Goal: Explore options for word order and syntactic alignment
Note: Decide whether you want more head-initial or head-final strategies.
Tip: Word order is often defined in nominative-accusative terms.
Work focus: Learn/Brainstorm/Try
It’s time to move on to decisions about grammar! The first major decision I’m presenting to you is in two parts because these two features are so intertwined that you need to make them both at once. The features are word order and syntactic alignment.
Syntactic alignment refers to the way a language treats its major arguments in a clause. Some languages have a nominative-accusative alignment. In such a system, the subject is typically the agent (or the doer) of the verb and occurs in the nominative case, and the object is typically the patient of (or the argument most affected by) the verb and occurs in the accusative case. If a verb is intransitive (that is, it does not occur with a direct object), its subject still occurs in the nominative case. (You don’t need to decide yet if you’ll actually mark these cases in your language. That decision will come later as you build the grammatical features of your language.)
Another type of syntactic alignment is ergative-absolutive. In an ergative-absolutive system, the agent of a transitive verb occurs in the ergative case, and the patient occurs in the absolutive case. The subject of an intransitive verb occurs in the absolutive case. Notice that shift—the subject of an intransitive verb is considered a different kind of argument than the agent of a transitive verb in this kind of system.
If you have never heard of these alignments or the terms used to define them, you should spend today researching these features to explore what’s possible. If you are familiar with these systems, you might want to spend the day exploring other systems (e.g. tripartite marking) just to see what’s possible.

▶ Given entries:
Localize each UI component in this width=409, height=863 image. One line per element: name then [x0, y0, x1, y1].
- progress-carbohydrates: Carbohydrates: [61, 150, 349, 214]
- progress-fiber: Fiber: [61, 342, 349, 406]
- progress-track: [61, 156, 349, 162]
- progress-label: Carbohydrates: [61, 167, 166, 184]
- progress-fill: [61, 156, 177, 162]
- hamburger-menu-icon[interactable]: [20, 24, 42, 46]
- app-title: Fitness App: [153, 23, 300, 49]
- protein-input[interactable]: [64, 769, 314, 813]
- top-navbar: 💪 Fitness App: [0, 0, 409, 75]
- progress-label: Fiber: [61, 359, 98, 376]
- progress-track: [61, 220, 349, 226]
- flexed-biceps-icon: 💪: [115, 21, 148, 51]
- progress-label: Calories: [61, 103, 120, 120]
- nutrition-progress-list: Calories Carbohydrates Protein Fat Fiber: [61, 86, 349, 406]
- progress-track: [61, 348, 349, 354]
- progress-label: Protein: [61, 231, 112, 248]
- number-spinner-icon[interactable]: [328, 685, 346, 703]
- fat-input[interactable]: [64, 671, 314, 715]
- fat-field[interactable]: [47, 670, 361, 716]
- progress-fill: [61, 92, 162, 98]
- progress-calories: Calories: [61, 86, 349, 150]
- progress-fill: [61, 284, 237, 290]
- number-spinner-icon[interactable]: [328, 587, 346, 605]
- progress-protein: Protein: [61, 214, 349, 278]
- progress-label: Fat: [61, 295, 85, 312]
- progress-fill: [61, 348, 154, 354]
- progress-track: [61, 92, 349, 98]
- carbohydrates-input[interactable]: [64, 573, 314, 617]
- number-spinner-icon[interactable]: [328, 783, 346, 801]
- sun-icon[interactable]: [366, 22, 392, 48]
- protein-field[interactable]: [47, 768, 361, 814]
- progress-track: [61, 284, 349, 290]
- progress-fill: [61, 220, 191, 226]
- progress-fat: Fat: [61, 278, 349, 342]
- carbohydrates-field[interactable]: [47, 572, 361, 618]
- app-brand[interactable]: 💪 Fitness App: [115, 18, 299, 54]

▶ Aim of the task:
List every grammatical case the text on word order and syntactic alignment names.

▶ Response box:
- nominative
- accusative
- ergative
- absolutive